* _LISTING_:

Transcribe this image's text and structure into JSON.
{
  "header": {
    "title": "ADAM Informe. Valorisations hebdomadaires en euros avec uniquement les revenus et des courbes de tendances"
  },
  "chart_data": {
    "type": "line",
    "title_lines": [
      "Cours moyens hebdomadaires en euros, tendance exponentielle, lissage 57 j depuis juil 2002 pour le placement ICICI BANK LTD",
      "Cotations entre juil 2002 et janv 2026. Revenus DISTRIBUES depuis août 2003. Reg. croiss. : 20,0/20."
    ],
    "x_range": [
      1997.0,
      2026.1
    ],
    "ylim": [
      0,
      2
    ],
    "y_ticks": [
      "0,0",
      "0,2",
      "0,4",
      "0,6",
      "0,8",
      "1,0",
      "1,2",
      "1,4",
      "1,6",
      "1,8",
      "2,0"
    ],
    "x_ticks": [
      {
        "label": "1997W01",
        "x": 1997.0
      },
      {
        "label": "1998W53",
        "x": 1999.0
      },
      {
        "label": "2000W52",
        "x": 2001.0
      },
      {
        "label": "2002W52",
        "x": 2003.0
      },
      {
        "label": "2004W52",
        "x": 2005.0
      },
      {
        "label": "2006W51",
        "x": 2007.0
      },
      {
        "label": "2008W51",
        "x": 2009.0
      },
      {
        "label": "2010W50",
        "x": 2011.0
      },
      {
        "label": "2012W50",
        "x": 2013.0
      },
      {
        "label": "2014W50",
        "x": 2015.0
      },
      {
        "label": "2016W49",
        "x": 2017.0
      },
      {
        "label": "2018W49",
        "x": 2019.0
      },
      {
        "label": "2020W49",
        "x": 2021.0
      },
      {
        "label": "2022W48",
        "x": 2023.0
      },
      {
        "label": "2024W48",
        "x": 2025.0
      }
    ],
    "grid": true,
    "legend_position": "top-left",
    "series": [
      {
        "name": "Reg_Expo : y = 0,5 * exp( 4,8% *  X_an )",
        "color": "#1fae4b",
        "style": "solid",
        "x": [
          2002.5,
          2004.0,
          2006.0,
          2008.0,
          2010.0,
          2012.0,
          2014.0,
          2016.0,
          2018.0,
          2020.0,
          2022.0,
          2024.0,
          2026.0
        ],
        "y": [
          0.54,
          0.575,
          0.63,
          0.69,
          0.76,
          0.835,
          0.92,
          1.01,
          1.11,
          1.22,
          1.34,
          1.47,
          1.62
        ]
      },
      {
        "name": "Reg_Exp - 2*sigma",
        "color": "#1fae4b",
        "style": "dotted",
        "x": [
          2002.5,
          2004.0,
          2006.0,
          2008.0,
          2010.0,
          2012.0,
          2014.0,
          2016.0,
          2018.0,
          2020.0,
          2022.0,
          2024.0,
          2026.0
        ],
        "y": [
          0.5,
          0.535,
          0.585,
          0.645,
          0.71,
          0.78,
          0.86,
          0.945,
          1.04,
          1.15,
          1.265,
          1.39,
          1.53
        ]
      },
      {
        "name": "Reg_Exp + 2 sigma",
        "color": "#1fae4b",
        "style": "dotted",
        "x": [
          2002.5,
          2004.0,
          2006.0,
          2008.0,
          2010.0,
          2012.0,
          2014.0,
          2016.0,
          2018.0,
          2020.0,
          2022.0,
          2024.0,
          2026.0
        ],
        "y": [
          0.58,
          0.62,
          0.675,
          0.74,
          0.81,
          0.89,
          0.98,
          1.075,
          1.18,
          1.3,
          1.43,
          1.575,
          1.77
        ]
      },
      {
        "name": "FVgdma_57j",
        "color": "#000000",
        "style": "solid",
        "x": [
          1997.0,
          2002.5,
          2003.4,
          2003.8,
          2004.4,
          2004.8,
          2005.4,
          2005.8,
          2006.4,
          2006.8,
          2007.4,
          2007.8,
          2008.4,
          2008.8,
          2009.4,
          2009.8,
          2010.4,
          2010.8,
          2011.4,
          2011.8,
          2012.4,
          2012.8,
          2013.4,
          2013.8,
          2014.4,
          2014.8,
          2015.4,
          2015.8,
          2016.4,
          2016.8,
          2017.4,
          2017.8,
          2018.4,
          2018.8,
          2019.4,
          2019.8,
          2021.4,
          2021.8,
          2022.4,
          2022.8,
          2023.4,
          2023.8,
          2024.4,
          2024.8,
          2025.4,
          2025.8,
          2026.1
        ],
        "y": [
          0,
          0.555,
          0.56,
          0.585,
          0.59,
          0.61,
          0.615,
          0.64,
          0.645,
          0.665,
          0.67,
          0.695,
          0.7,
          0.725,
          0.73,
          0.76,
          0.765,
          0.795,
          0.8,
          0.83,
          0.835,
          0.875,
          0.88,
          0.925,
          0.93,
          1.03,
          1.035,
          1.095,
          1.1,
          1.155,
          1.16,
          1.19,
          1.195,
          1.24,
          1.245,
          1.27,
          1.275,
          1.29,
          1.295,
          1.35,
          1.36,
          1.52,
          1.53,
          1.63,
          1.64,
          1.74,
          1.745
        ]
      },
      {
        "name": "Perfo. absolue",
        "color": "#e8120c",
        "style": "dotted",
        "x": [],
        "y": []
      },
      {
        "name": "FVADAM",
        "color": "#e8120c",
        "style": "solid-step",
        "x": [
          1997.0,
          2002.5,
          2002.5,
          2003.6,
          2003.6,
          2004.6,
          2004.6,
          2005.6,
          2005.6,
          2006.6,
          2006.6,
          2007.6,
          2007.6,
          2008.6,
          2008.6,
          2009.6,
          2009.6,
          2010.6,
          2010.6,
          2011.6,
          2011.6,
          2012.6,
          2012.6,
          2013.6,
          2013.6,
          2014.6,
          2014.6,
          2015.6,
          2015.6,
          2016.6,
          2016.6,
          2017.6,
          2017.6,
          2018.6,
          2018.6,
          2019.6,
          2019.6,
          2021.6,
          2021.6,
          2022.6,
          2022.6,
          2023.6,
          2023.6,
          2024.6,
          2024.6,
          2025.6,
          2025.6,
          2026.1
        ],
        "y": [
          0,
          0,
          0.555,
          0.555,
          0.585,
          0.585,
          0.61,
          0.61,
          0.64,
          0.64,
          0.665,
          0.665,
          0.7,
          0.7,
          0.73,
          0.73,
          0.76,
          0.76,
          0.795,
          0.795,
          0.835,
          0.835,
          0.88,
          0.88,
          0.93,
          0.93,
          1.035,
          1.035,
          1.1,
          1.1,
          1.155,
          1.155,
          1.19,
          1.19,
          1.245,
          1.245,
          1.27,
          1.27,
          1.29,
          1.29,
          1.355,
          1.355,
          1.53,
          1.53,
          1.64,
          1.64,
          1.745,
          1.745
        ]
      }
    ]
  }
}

* _REQUIRED WORK_: Quote each line of the listing above exactly.

* _RESPONSE_:
Transcribe this image's text and structure into JSON.
{
  "header": {
    "title": "ADAM Informe. Valorisations hebdomadaires en euros avec uniquement les revenus et des courbes de tendances"
  },
  "chart_data": {
    "type": "line",
    "title_lines": [
      "Cours moyens hebdomadaires en euros, tendance exponentielle, lissage 57 j depuis juil 2002 pour le placement ICICI BANK LTD",
      "Cotations entre juil 2002 et janv 2026. Revenus DISTRIBUES depuis août 2003. Reg. croiss. : 20,0/20."
    ],
    "x_range": [
      1997.0,
      2026.1
    ],
    "ylim": [
      0,
      2
    ],
    "y_ticks": [
      "0,0",
      "0,2",
      "0,4",
      "0,6",
      "0,8",
      "1,0",
      "1,2",
      "1,4",
      "1,6",
      "1,8",
      "2,0"
    ],
    "x_ticks": [
      {
        "label": "1997W01",
        "x": 1997.0
      },
      {
        "label": "1998W53",
        "x": 1999.0
      },
      {
        "label": "2000W52",
        "x": 2001.0
      },
      {
        "label": "2002W52",
        "x": 2003.0
      },
      {
        "label": "2004W52",
        "x": 2005.0
      },
      {
        "label": "2006W51",
        "x": 2007.0
      },
      {
        "label": "2008W51",
        "x": 2009.0
      },
      {
        "label": "2010W50",
        "x": 2011.0
      },
      {
        "label": "2012W50",
        "x": 2013.0
      },
      {
        "label": "2014W50",
        "x": 2015.0
      },
      {
        "label": "2016W49",
        "x": 2017.0
      },
      {
        "label": "2018W49",
        "x": 2019.0
      },
      {
        "label": "2020W49",
        "x": 2021.0
      },
      {
        "label": "2022W48",
        "x": 2023.0
      },
      {
        "label": "2024W48",
        "x": 2025.0
      }
    ],
    "grid": true,
    "legend_position": "top-left",
    "series": [
      {
        "name": "Reg_Expo : y = 0,5 * exp( 4,8% *  X_an )",
        "color": "#1fae4b",
        "style": "solid",
        "x": [
          2002.5,
          2004.0,
          2006.0,
          2008.0,
          2010.0,
          2012.0,
          2014.0,
          2016.0,
          2018.0,
          2020.0,
          2022.0,
          2024.0,
          2026.0
        ],
        "y": [
          0.54,
          0.575,
          0.63,
          0.69,
          0.76,
          0.835,
          0.92,
          1.01,
          1.11,
          1.22,
          1.34,
          1.47,
          1.62
        ]
      },
      {
        "name": "Reg_Exp - 2*sigma",
        "color": "#1fae4b",
        "style": "dotted",
        "x": [
          2002.5,
          2004.0,
          2006.0,
          2008.0,
          2010.0,
          2012.0,
          2014.0,
          2016.0,
          2018.0,
          2020.0,
          2022.0,
          2024.0,
          2026.0
        ],
        "y": [
          0.5,
          0.535,
          0.585,
          0.645,
          0.71,
          0.78,
          0.86,
          0.945,
          1.04,
          1.15,
          1.265,
          1.39,
          1.53
        ]
      },
      {
        "name": "Reg_Exp + 2 sigma",
        "color": "#1fae4b",
        "style": "dotted",
        "x": [
          2002.5,
          2004.0,
          2006.0,
          2008.0,
          2010.0,
          2012.0,
          2014.0,
          2016.0,
          2018.0,
          2020.0,
          2022.0,
          2024.0,
          2026.0
        ],
        "y": [
          0.58,
          0.62,
          0.675,
          0.74,
          0.81,
          0.89,
          0.98,
          1.075,
          1.18,
          1.3,
          1.43,
          1.575,
          1.77
        ]
      },
      {
        "name": "FVgdma_57j",
        "color": "#000000",
        "style": "solid",
        "x": [
          1997.0,
          2002.5,
          2003.4,
          2003.8,
          2004.4,
          2004.8,
          2005.4,
          2005.8,
          2006.4,
          2006.8,
          2007.4,
          2007.8,
          2008.4,
          2008.8,
          2009.4,
          2009.8,
          2010.4,
          2010.8,
          2011.4,
          2011.8,
          2012.4,
          2012.8,
          2013.4,
          2013.8,
          2014.4,
          2014.8,
          2015.4,
          2015.8,
          2016.4,
          2016.8,
          2017.4,
          2017.8,
          2018.4,
          2018.8,
          2019.4,
          2019.8,
          2021.4,
          2021.8,
          2022.4,
          2022.8,
          2023.4,
          2023.8,
          2024.4,
          2024.8,
          2025.4,
          2025.8,
          2026.1
        ],
        "y": [
          0,
          0.555,
          0.56,
          0.585,
          0.59,
          0.61,
          0.615,
          0.64,
          0.645,
          0.665,
          0.67,
          0.695,
          0.7,
          0.725,
          0.73,
          0.76,
          0.765,
          0.795,
          0.8,
          0.83,
          0.835,
          0.875,
          0.88,
          0.925,
          0.93,
          1.03,
          1.035,
          1.095,
          1.1,
          1.155,
          1.16,
          1.19,
          1.195,
          1.24,
          1.245,
          1.27,
          1.275,
          1.29,
          1.295,
          1.35,
          1.36,
          1.52,
          1.53,
          1.63,
          1.64,
          1.74,
          1.745
        ]
      },
      {
        "name": "Perfo. absolue",
        "color": "#e8120c",
        "style": "dotted",
        "x": [],
        "y": []
      },
      {
        "name": "FVADAM",
        "color": "#e8120c",
        "style": "solid-step",
        "x": [
          1997.0,
          2002.5,
          2002.5,
          2003.6,
          2003.6,
          2004.6,
          2004.6,
          2005.6,
          2005.6,
          2006.6,
          2006.6,
          2007.6,
          2007.6,
          2008.6,
          2008.6,
          2009.6,
          2009.6,
          2010.6,
          2010.6,
          2011.6,
          2011.6,
          2012.6,
          2012.6,
          2013.6,
          2013.6,
          2014.6,
          2014.6,
          2015.6,
          2015.6,
          2016.6,
          2016.6,
          2017.6,
          2017.6,
          2018.6,
          2018.6,
          2019.6,
          2019.6,
          2021.6,
          2021.6,
          2022.6,
          2022.6,
          2023.6,
          2023.6,
          2024.6,
          2024.6,
          2025.6,
          2025.6,
          2026.1
        ],
        "y": [
          0,
          0,
          0.555,
          0.555,
          0.585,
          0.585,
          0.61,
          0.61,
          0.64,
          0.64,
          0.665,
          0.665,
          0.7,
          0.7,
          0.73,
          0.73,
          0.76,
          0.76,
          0.795,
          0.795,
          0.835,
          0.835,
          0.88,
          0.88,
          0.93,
          0.93,
          1.035,
          1.035,
          1.1,
          1.1,
          1.155,
          1.155,
          1.19,
          1.19,
          1.245,
          1.245,
          1.27,
          1.27,
          1.29,
          1.29,
          1.355,
          1.355,
          1.53,
          1.53,
          1.64,
          1.64,
          1.745,
          1.745
        ]
      }
    ]
  }
}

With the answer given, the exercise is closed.